■ DATA FOR PROCESSING:
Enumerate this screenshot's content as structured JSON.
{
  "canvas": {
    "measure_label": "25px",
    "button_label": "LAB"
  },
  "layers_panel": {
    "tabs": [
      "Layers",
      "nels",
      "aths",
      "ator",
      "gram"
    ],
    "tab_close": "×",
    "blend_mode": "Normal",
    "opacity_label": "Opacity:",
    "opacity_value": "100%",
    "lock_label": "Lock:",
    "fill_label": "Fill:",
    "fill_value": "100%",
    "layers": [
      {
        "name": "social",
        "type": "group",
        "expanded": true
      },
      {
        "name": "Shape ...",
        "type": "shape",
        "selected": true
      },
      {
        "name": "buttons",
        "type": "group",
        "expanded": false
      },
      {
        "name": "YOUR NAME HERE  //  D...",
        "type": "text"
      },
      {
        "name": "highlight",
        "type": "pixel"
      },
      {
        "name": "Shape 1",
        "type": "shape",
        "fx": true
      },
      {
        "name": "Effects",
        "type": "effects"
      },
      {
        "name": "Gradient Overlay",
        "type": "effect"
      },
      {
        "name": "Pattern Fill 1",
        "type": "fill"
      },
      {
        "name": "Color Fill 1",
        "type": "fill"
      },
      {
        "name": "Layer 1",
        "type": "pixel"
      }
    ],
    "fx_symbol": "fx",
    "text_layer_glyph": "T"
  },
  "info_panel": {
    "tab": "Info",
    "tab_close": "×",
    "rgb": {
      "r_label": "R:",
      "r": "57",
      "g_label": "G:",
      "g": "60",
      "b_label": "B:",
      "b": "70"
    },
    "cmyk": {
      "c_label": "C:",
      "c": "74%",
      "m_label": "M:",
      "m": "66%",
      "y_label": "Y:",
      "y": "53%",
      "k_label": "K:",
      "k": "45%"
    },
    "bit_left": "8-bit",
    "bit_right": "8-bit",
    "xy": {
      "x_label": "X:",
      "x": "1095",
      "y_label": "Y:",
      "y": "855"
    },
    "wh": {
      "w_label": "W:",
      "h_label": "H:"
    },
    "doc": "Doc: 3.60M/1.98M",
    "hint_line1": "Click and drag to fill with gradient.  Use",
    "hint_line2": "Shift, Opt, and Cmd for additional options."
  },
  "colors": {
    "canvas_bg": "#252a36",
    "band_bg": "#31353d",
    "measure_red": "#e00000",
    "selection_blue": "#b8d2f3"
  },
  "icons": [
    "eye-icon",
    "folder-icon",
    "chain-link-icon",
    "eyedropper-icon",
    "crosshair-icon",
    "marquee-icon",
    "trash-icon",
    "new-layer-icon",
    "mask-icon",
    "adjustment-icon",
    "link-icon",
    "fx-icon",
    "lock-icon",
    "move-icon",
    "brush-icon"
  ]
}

■ INSTRUCTIONS TO FOLLOW: All of the entries above must be quoted exactly.

■ COMPLETE RESPONSE:
Enumerate this screenshot's content as structured JSON.
{
  "canvas": {
    "measure_label": "25px",
    "button_label": "LAB"
  },
  "layers_panel": {
    "tabs": [
      "Layers",
      "nels",
      "aths",
      "ator",
      "gram"
    ],
    "tab_close": "×",
    "blend_mode": "Normal",
    "opacity_label": "Opacity:",
    "opacity_value": "100%",
    "lock_label": "Lock:",
    "fill_label": "Fill:",
    "fill_value": "100%",
    "layers": [
      {
        "name": "social",
        "type": "group",
        "expanded": true
      },
      {
        "name": "Shape ...",
        "type": "shape",
        "selected": true
      },
      {
        "name": "buttons",
        "type": "group",
        "expanded": false
      },
      {
        "name": "YOUR NAME HERE  //  D...",
        "type": "text"
      },
      {
        "name": "highlight",
        "type": "pixel"
      },
      {
        "name": "Shape 1",
        "type": "shape",
        "fx": true
      },
      {
        "name": "Effects",
        "type": "effects"
      },
      {
        "name": "Gradient Overlay",
        "type": "effect"
      },
      {
        "name": "Pattern Fill 1",
        "type": "fill"
      },
      {
        "name": "Color Fill 1",
        "type": "fill"
      },
      {
        "name": "Layer 1",
        "type": "pixel"
      }
    ],
    "fx_symbol": "fx",
    "text_layer_glyph": "T"
  },
  "info_panel": {
    "tab": "Info",
    "tab_close": "×",
    "rgb": {
      "r_label": "R:",
      "r": "57",
      "g_label": "G:",
      "g": "60",
      "b_label": "B:",
      "b": "70"
    },
    "cmyk": {
      "c_label": "C:",
      "c": "74%",
      "m_label": "M:",
      "m": "66%",
      "y_label": "Y:",
      "y": "53%",
      "k_label": "K:",
      "k": "45%"
    },
    "bit_left": "8-bit",
    "bit_right": "8-bit",
    "xy": {
      "x_label": "X:",
      "x": "1095",
      "y_label": "Y:",
      "y": "855"
    },
    "wh": {
      "w_label": "W:",
      "h_label": "H:"
    },
    "doc": "Doc: 3.60M/1.98M",
    "hint_line1": "Click and drag to fill with gradient.  Use",
    "hint_line2": "Shift, Opt, and Cmd for additional options."
  },
  "colors": {
    "canvas_bg": "#252a36",
    "band_bg": "#31353d",
    "measure_red": "#e00000",
    "selection_blue": "#b8d2f3"
  },
  "icons": [
    "eye-icon",
    "folder-icon",
    "chain-link-icon",
    "eyedropper-icon",
    "crosshair-icon",
    "marquee-icon",
    "trash-icon",
    "new-layer-icon",
    "mask-icon",
    "adjustment-icon",
    "link-icon",
    "fx-icon",
    "lock-icon",
    "move-icon",
    "brush-icon"
  ]
}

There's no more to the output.